> **Challenge**
Transcribe all of the data exactly. Omit the pictures.

※

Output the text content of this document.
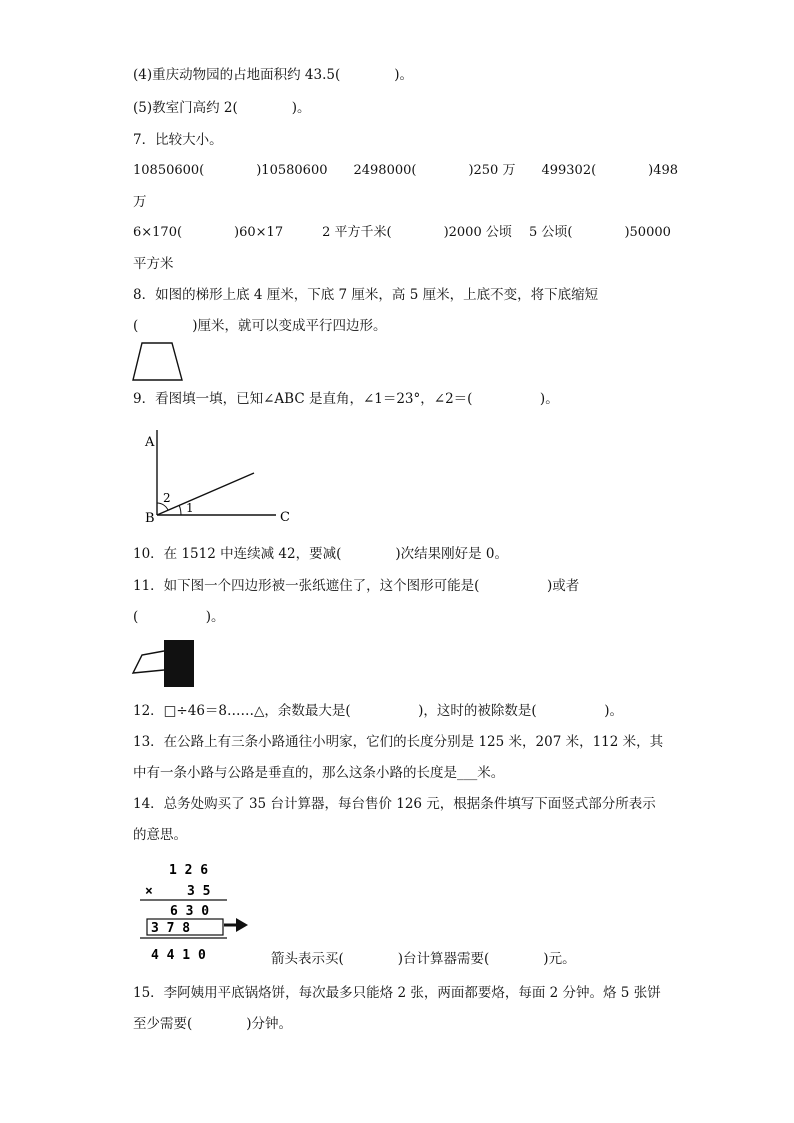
(4)重庆动物园的占地面积约 43.5(　　　　)。
(5)教室门高约 2(　　　　)。
7．比较大小。
10850600(　　　　)10580600　　2498000(　　　　)250 万　　499302(　　　　)498
万
6×170(　　　　)60×17　　　2 平方千米(　　　　)2000 公顷　 5 公顷(　　　　)50000
平方米
8．如图的梯形上底 4 厘米，下底 7 厘米，高 5 厘米，上底不变，将下底缩短
(　　　　)厘米，就可以变成平行四边形。
9．看图填一填，已知∠ABC 是直角，∠1＝23°，∠2＝(　　　　　)。
A
B	C
1
2
10．在 1512 中连续减 42，要减(　　　　)次结果刚好是 0。
11．如下图一个四边形被一张纸遮住了，这个图形可能是(　　　　　)或者
(　　　　　)。
12．□÷46＝8……△，余数最大是(　　　　　)，这时的被除数是(　　　　　)。
13．在公路上有三条小路通往小明家，它们的长度分别是 125 米，207 米，112 米，其
中有一条小路与公路是垂直的，那么这条小路的长度是___米。
14．总务处购买了 35 台计算器，每台售价 126 元，根据条件填写下面竖式部分所表示
的意思。
1 2 6
×	3 5
6 3 0
3 7 8
4 4 1 0	箭头表示买(　　　　)台计算器需要(　　　　)元。
15．李阿姨用平底锅烙饼，每次最多只能烙 2 张，两面都要烙，每面 2 分钟。烙 5 张饼
至少需要(　　　　)分钟。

※

> **Exercise response**
Output the text content of this document.
(4)重庆动物园的占地面积约 43.5(　　　　)。
(5)教室门高约 2(　　　　)。
7．比较大小。
10850600(　　　　)10580600　　2498000(　　　　)250 万　　499302(　　　　)498
万
6×170(　　　　)60×17　　　2 平方千米(　　　　)2000 公顷　 5 公顷(　　　　)50000
平方米
8．如图的梯形上底 4 厘米，下底 7 厘米，高 5 厘米，上底不变，将下底缩短
(　　　　)厘米，就可以变成平行四边形。
9．看图填一填，已知∠ABC 是直角，∠1＝23°，∠2＝(　　　　　)。
A
B	C
1
2
10．在 1512 中连续减 42，要减(　　　　)次结果刚好是 0。
11．如下图一个四边形被一张纸遮住了，这个图形可能是(　　　　　)或者
(　　　　　)。
12．□÷46＝8……△，余数最大是(　　　　　)，这时的被除数是(　　　　　)。
13．在公路上有三条小路通往小明家，它们的长度分别是 125 米，207 米，112 米，其
中有一条小路与公路是垂直的，那么这条小路的长度是___米。
14．总务处购买了 35 台计算器，每台售价 126 元，根据条件填写下面竖式部分所表示
的意思。
1 2 6
×	3 5
6 3 0
3 7 8
4 4 1 0	箭头表示买(　　　　)台计算器需要(　　　　)元。
15．李阿姨用平底锅烙饼，每次最多只能烙 2 张，两面都要烙，每面 2 分钟。烙 5 张饼
至少需要(　　　　)分钟。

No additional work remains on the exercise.